▶ Excerpted text

start

Intellectual Property – A Look Forward 2022
The Intellectual Property Group looks at upcoming developments in IP law, including: new legislation, the Unitary Patent and expected cases of significance. For a review of changes in IP law that unfolded in the past 12 months, please see our “Look Back” article, here.
- Legislative proposals are expected from the European Commission in the second quarter of 2022 for the revision of both the Directive 98/71/EC (the “Design Directive”) and Council Regulation (EC) No 6/2002 (the “Community Design Regulation”).
- The European Commission has published proposals for a “Data Act” which will aim to facilitate the access to and use of data, including in a business-to-business context. As part of the development of this initiative, a review of Directive 96/9/EC on the legal protection of databases (the “Database Directive”) will be conducted. The current proposals clarify that databases containing data from Internet-of-Things devices and objects should not be subject to separate legal protection. Further developments on the Data Act initiative are expected this year.
- The UK Intellectual Property Office (IPO) launched a consultation in October 2021 in relation to AI and the protection of works created by AI. This consultation closed in January 2022 and while specific to the UK, any developments in this area will be interesting to note as potential areas for regulation at both an EU and national level.
- A full draft of the Online Safety and Media Regulation Bill has been published by the Irish Government. This Bill will transpose the revised Audiovisual Media Services Directive into Irish law and will establish a new regulator, the Media Commission to replace the Broadcasting Association of Ireland and to include a new Online Safety Commissioner. While the Bill does not include changes to IP law, this development will have a significant impact on content creators and audio visual services suppliers. The Bill is now passing to debate stage and is likely to be enacted before the end of the year. Also in the content regulation sector, Regulation (EU) 2021/784 on Terrorism Content will apply from 7 June 2022. This Regulation introduces strict new requirements for online ‘hosting service providers’ to remove flagged terrorist content within one hour, provide reasons for the removal of content on request and monitor their own compliance by submitting annual reports. It also includes provisions for Member States’ authorities to take action for the removal of terrorist content and for mechanisms of better cooperation between Member States.
- The EU’s Digital Services package, the Digital Services Act (“DSA”) and Digital Markets Act (DMA), aims to create a safer digital space where the fundamental rights of users are protected and to establish a level playing field for businesses. On 20 January 2022, the European Parliament finalised its position on the draft Digital Services Act, which was adopted with a broad majority during the plenary session. This follows the approval by the European Parliament of the DMA in December 2021. Negotiations between the European Parliament and the Council of the EU to agree the text of both pieces of legislation are expected in the coming year.

end

▶ Short exercise 1
Answer these from the 2022 intellectual property outlook:
(a) In what month and year did the UK IPO consultation on AI close?
(b) Within what time must online hosting service providers remove flagged terrorist content?
(c) On what date did the European Parliament finalise its position on the draft Digital Services Act?
▶ Short exercise 2
From the 2022 intellectual property outlook, extract the stretch from "- The EU’s Digital" through "the coming year.".
The lines after this are separate material.

▶ Record extracts
start

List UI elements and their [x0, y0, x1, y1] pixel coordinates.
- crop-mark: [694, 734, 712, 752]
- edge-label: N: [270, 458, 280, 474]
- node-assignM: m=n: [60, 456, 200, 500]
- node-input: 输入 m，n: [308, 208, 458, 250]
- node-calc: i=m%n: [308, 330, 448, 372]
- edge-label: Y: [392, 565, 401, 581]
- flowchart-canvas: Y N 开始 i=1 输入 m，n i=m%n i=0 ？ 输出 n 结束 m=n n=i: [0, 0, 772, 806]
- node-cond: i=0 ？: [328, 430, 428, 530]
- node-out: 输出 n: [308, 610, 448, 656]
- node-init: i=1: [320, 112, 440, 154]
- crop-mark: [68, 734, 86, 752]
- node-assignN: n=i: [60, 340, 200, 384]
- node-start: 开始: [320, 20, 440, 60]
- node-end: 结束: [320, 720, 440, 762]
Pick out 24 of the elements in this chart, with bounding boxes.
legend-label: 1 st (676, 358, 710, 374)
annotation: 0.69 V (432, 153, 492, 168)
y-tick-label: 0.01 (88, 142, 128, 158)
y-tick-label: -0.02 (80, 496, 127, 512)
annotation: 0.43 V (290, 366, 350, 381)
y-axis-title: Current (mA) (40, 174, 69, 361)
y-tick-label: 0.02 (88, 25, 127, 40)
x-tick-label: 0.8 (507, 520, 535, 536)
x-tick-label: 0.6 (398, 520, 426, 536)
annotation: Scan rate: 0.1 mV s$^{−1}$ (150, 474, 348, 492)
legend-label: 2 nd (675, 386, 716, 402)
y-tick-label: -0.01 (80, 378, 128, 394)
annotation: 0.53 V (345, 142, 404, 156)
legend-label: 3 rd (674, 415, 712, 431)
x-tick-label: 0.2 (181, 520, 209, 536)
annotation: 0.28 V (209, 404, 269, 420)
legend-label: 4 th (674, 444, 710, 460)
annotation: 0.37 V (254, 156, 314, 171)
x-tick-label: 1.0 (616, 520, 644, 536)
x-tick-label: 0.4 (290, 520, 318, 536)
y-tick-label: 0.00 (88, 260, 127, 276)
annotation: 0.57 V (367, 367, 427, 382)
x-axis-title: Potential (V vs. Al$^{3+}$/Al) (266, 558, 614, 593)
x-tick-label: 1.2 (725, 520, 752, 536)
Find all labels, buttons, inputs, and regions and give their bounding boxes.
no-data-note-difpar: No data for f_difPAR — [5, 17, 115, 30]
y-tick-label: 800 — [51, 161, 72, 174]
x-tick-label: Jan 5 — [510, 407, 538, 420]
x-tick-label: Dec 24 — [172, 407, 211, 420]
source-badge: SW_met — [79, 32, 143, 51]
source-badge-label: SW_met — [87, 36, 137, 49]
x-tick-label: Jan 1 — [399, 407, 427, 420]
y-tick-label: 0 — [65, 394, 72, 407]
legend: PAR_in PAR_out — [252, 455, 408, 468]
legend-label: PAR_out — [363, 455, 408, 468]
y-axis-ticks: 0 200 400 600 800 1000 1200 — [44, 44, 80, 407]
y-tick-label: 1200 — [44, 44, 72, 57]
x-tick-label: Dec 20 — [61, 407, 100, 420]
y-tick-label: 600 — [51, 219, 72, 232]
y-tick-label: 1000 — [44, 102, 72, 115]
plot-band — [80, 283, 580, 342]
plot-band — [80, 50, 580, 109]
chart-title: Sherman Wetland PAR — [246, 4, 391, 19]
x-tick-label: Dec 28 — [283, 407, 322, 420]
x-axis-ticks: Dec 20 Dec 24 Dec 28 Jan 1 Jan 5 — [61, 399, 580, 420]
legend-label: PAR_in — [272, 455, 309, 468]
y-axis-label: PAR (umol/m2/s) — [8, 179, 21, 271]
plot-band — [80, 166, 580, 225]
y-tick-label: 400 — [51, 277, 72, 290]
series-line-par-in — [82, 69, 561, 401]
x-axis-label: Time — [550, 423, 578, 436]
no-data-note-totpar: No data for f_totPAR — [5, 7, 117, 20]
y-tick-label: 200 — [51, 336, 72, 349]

end

▶ Output 1
(a) January 2022
(b) Within one hour
(c) 20 January 2022

▶ Output 2
- The EU’s Digital Services package, the Digital Services Act (“DSA”) and Digital Markets Act (DMA), aims to create a safer digital space where the fundamental rights of users are protected and to establish a level playing field for businesses. On 20 January 2022, the European Parliament finalised its position on the draft Digital Services Act, which was adopted with a broad majority during the plenary session. This follows the approval by the European Parliament of the DMA in December 2021. Negotiations between the European Parliament and the Council of the EU to agree the text of both pieces of legislation are expected in the coming year.